■ **Problem description**: Can you render every line of the data below as a Markdown table with two columns, Row and Line, leaving out any blank lines?

■ **Supplied entries**:
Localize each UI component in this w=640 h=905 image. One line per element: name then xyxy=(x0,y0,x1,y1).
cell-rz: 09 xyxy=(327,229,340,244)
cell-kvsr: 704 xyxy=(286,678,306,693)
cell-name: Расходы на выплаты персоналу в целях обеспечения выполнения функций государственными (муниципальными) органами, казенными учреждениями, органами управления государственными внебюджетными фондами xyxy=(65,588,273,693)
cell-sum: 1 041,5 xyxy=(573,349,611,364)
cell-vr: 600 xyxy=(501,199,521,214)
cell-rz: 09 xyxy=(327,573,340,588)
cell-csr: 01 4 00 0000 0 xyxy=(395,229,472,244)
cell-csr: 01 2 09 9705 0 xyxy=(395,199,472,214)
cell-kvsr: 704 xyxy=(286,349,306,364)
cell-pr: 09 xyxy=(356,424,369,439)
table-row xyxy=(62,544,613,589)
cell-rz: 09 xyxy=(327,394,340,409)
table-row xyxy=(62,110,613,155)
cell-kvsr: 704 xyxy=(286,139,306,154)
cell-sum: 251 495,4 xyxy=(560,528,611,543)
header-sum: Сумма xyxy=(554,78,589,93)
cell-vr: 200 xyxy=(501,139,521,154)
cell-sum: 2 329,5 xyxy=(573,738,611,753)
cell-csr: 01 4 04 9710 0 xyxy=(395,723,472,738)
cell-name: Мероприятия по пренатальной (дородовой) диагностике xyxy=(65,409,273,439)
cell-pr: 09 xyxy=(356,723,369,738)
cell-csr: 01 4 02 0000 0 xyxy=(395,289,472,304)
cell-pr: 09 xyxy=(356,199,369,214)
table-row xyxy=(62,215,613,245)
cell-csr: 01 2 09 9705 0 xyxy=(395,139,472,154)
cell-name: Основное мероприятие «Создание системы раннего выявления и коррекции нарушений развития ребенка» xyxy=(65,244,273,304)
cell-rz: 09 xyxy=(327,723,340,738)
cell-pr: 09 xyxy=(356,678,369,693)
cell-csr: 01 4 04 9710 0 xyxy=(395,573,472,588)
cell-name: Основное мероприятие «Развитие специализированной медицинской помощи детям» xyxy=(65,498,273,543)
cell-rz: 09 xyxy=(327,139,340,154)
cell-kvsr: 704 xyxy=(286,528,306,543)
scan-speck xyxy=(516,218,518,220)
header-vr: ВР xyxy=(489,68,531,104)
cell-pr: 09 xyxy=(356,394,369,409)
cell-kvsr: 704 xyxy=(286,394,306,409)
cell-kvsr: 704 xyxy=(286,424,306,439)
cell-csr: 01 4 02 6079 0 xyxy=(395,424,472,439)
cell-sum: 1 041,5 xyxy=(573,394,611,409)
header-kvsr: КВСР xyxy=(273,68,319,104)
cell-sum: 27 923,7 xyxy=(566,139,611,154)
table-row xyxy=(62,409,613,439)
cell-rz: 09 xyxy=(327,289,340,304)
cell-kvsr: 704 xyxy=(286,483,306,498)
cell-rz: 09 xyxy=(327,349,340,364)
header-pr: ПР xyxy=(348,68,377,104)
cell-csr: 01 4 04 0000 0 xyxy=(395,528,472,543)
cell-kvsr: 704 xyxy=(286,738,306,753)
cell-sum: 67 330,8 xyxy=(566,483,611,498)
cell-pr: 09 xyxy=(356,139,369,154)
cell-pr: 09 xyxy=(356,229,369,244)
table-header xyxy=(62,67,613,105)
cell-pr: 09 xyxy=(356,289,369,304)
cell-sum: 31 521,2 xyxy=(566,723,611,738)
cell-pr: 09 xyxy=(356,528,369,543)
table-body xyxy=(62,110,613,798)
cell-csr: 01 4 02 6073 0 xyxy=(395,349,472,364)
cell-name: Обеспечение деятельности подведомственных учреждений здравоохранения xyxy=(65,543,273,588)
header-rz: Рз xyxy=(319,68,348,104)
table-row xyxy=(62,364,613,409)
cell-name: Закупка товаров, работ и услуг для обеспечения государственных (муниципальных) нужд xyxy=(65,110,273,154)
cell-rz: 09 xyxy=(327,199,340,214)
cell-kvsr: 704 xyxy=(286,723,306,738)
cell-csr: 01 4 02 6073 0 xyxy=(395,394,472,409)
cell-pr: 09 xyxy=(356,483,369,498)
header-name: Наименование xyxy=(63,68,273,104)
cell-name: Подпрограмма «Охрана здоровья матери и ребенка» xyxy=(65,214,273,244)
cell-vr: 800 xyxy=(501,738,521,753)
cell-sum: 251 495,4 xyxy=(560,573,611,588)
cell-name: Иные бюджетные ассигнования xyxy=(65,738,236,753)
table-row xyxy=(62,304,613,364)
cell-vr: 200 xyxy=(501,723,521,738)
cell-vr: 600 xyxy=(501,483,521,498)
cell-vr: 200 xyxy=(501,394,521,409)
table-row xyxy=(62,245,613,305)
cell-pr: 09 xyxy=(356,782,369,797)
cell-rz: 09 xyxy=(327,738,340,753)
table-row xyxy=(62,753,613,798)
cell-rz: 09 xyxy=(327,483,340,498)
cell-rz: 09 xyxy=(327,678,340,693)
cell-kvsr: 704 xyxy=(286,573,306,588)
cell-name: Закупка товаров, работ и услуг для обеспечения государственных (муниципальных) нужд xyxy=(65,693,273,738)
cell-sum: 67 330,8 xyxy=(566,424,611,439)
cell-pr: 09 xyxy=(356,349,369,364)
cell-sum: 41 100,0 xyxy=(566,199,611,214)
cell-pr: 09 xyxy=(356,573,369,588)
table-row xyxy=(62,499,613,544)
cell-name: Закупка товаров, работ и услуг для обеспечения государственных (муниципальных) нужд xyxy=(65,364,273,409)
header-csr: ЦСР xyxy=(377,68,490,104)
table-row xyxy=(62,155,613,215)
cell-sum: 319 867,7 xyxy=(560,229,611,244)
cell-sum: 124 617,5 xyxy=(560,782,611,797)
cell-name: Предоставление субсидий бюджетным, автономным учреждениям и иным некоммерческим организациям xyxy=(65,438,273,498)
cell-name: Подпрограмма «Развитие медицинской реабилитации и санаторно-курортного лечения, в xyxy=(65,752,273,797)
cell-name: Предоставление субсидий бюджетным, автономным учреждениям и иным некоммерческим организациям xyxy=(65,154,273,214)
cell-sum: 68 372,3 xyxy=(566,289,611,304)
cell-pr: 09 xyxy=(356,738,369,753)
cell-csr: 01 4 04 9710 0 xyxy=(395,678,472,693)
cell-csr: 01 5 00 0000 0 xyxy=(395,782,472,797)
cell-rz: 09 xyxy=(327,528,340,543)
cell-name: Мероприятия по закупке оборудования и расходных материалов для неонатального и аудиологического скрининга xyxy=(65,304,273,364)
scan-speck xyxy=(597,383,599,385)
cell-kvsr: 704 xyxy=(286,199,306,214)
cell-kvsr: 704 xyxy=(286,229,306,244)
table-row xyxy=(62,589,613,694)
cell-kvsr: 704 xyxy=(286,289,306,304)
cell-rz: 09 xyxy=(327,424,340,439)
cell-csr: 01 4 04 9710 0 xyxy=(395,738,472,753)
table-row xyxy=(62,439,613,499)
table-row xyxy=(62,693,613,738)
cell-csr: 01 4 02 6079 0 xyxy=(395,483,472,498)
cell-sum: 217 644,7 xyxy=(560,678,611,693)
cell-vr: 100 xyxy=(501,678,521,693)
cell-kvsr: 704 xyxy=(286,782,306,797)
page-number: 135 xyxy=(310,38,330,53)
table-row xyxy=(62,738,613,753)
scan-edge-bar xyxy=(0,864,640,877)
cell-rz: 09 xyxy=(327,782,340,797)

■ **Task result**:
| Row | Line |
|---|---|
| 1 | Localize each UI component in this w=640 h=905 image. One line per element: name then xyxy=(x0,y0,x1,y1). |
| 2 | cell-rz: 09 xyxy=(327,229,340,244) |
| 3 | cell-kvsr: 704 xyxy=(286,678,306,693) |
| 4 | cell-name: Расходы на выплаты персоналу в целях обеспечения выполнения функций государственными (муниципальными) органами, казенными учреждениями, органами управления государственными внебюджетными фондами xyxy=(65,588,273,693) |
| 5 | cell-sum: 1 041,5 xyxy=(573,349,611,364) |
| 6 | cell-vr: 600 xyxy=(501,199,521,214) |
| 7 | cell-rz: 09 xyxy=(327,573,340,588) |
| 8 | cell-csr: 01 4 00 0000 0 xyxy=(395,229,472,244) |
| 9 | cell-csr: 01 2 09 9705 0 xyxy=(395,199,472,214) |
| 10 | cell-kvsr: 704 xyxy=(286,349,306,364) |
| 11 | cell-pr: 09 xyxy=(356,424,369,439) |
| 12 | table-row xyxy=(62,544,613,589) |
| 13 | cell-rz: 09 xyxy=(327,394,340,409) |
| 14 | table-row xyxy=(62,110,613,155) |
| 15 | cell-kvsr: 704 xyxy=(286,139,306,154) |
| 16 | cell-sum: 251 495,4 xyxy=(560,528,611,543) |
| 17 | header-sum: Сумма xyxy=(554,78,589,93) |
| 18 | cell-vr: 200 xyxy=(501,139,521,154) |
| 19 | cell-sum: 2 329,5 xyxy=(573,738,611,753) |
| 20 | cell-csr: 01 4 04 9710 0 xyxy=(395,723,472,738) |
| 21 | cell-name: Мероприятия по пренатальной (дородовой) диагностике xyxy=(65,409,273,439) |
| 22 | cell-pr: 09 xyxy=(356,723,369,738) |
| 23 | cell-csr: 01 4 02 0000 0 xyxy=(395,289,472,304) |
| 24 | cell-pr: 09 xyxy=(356,199,369,214) |
| 25 | table-row xyxy=(62,215,613,245) |
| 26 | cell-csr: 01 2 09 9705 0 xyxy=(395,139,472,154) |
| 27 | cell-name: Основное мероприятие «Создание системы раннего выявления и коррекции нарушений развития ребенка» xyxy=(65,244,273,304) |
| 28 | cell-rz: 09 xyxy=(327,723,340,738) |
| 29 | cell-pr: 09 xyxy=(356,678,369,693) |
| 30 | cell-csr: 01 4 04 9710 0 xyxy=(395,573,472,588) |
| 31 | cell-name: Основное мероприятие «Развитие специализированной медицинской помощи детям» xyxy=(65,498,273,543) |
| 32 | cell-rz: 09 xyxy=(327,139,340,154) |
| 33 | cell-kvsr: 704 xyxy=(286,528,306,543) |
| 34 | scan-speck xyxy=(516,218,518,220) |
| 35 | header-vr: ВР xyxy=(489,68,531,104) |
| 36 | cell-pr: 09 xyxy=(356,394,369,409) |
| 37 | cell-kvsr: 704 xyxy=(286,394,306,409) |
| 38 | cell-kvsr: 704 xyxy=(286,424,306,439) |
| 39 | cell-csr: 01 4 02 6079 0 xyxy=(395,424,472,439) |
| 40 | cell-sum: 1 041,5 xyxy=(573,394,611,409) |
| 41 | header-kvsr: КВСР xyxy=(273,68,319,104) |
| 42 | cell-sum: 27 923,7 xyxy=(566,139,611,154) |
| 43 | table-row xyxy=(62,409,613,439) |
| 44 | cell-rz: 09 xyxy=(327,289,340,304) |
| 45 | cell-kvsr: 704 xyxy=(286,483,306,498) |
| 46 | cell-rz: 09 xyxy=(327,349,340,364) |
| 47 | header-pr: ПР xyxy=(348,68,377,104) |
| 48 | cell-csr: 01 4 04 0000 0 xyxy=(395,528,472,543) |
| 49 | cell-kvsr: 704 xyxy=(286,738,306,753) |
| 50 | cell-sum: 67 330,8 xyxy=(566,483,611,498) |
| 51 | cell-pr: 09 xyxy=(356,139,369,154) |
| 52 | cell-pr: 09 xyxy=(356,229,369,244) |
| 53 | table-header xyxy=(62,67,613,105) |
| 54 | cell-pr: 09 xyxy=(356,289,369,304) |
| 55 | cell-sum: 31 521,2 xyxy=(566,723,611,738) |
| 56 | cell-pr: 09 xyxy=(356,528,369,543) |
| 57 | table-body xyxy=(62,110,613,798) |
| 58 | cell-csr: 01 4 02 6073 0 xyxy=(395,349,472,364) |
| 59 | cell-name: Обеспечение деятельности подведомственных учреждений здравоохранения xyxy=(65,543,273,588) |
| 60 | header-rz: Рз xyxy=(319,68,348,104) |
| 61 | table-row xyxy=(62,364,613,409) |
| 62 | cell-name: Закупка товаров, работ и услуг для обеспечения государственных (муниципальных) нужд xyxy=(65,110,273,154) |
| 63 | cell-rz: 09 xyxy=(327,199,340,214) |
| 64 | cell-kvsr: 704 xyxy=(286,723,306,738) |
| 65 | cell-csr: 01 4 02 6073 0 xyxy=(395,394,472,409) |
| 66 | cell-pr: 09 xyxy=(356,483,369,498) |
| 67 | header-name: Наименование xyxy=(63,68,273,104) |
| 68 | cell-name: Подпрограмма «Охрана здоровья матери и ребенка» xyxy=(65,214,273,244) |
| 69 | cell-vr: 800 xyxy=(501,738,521,753) |
| 70 | cell-sum: 251 495,4 xyxy=(560,573,611,588) |
| 71 | cell-name: Иные бюджетные ассигнования xyxy=(65,738,236,753) |
| 72 | table-row xyxy=(62,304,613,364) |
| 73 | cell-vr: 200 xyxy=(501,723,521,738) |
| 74 | cell-vr: 600 xyxy=(501,483,521,498) |
| 75 | cell-vr: 200 xyxy=(501,394,521,409) |
| 76 | table-row xyxy=(62,245,613,305) |
| 77 | cell-pr: 09 xyxy=(356,782,369,797) |
| 78 | cell-rz: 09 xyxy=(327,738,340,753) |
| 79 | table-row xyxy=(62,753,613,798) |
| 80 | cell-rz: 09 xyxy=(327,483,340,498) |
| 81 | cell-rz: 09 xyxy=(327,678,340,693) |
| 82 | cell-kvsr: 704 xyxy=(286,573,306,588) |
| 83 | cell-name: Закупка товаров, работ и услуг для обеспечения государственных (муниципальных) нужд xyxy=(65,693,273,738) |
| 84 | cell-sum: 67 330,8 xyxy=(566,424,611,439) |
| 85 | cell-pr: 09 xyxy=(356,349,369,364) |
| 86 | cell-sum: 41 100,0 xyxy=(566,199,611,214) |
| 87 | cell-pr: 09 xyxy=(356,573,369,588) |
| 88 | table-row xyxy=(62,499,613,544) |
| 89 | cell-name: Закупка товаров, работ и услуг для обеспечения государственных (муниципальных) нужд xyxy=(65,364,273,409) |
| 90 | header-csr: ЦСР xyxy=(377,68,490,104) |
| 91 | table-row xyxy=(62,155,613,215) |
| 92 | cell-sum: 319 867,7 xyxy=(560,229,611,244) |
| 93 | cell-sum: 124 617,5 xyxy=(560,782,611,797) |
| 94 | cell-name: Предоставление субсидий бюджетным, автономным учреждениям и иным некоммерческим организациям xyxy=(65,438,273,498) |
| 95 | cell-name: Подпрограмма «Развитие медицинской реабилитации и санаторно-курортного лечения, в xyxy=(65,752,273,797) |
| 96 | cell-name: Предоставление субсидий бюджетным, автономным учреждениям и иным некоммерческим организациям xyxy=(65,154,273,214) |
| 97 | cell-sum: 68 372,3 xyxy=(566,289,611,304) |
| 98 | cell-pr: 09 xyxy=(356,738,369,753) |
| 99 | cell-csr: 01 4 04 9710 0 xyxy=(395,678,472,693) |
| 100 | cell-csr: 01 5 00 0000 0 xyxy=(395,782,472,797) |
| 101 | cell-rz: 09 xyxy=(327,528,340,543) |
| 102 | cell-name: Мероприятия по закупке оборудования и расходных материалов для неонатального и аудиологического скрининга xyxy=(65,304,273,364) |
| 103 | scan-speck xyxy=(597,383,599,385) |
| 104 | cell-kvsr: 704 xyxy=(286,199,306,214) |
| 105 | cell-kvsr: 704 xyxy=(286,229,306,244) |
| 106 | table-row xyxy=(62,589,613,694) |
| 107 | cell-kvsr: 704 xyxy=(286,289,306,304) |
| 108 | cell-rz: 09 xyxy=(327,424,340,439) |
| 109 | cell-csr: 01 4 04 9710 0 xyxy=(395,738,472,753) |
| 110 | table-row xyxy=(62,439,613,499) |
| 111 | table-row xyxy=(62,693,613,738) |
| 112 | cell-csr: 01 4 02 6079 0 xyxy=(395,483,472,498) |
| 113 | cell-sum: 217 644,7 xyxy=(560,678,611,693) |
| 114 | cell-vr: 100 xyxy=(501,678,521,693) |
| 115 | cell-kvsr: 704 xyxy=(286,782,306,797) |
| 116 | page-number: 135 xyxy=(310,38,330,53) |
| 117 | table-row xyxy=(62,738,613,753) |
| 118 | scan-edge-bar xyxy=(0,864,640,877) |
| 119 | cell-rz: 09 xyxy=(327,782,340,797) |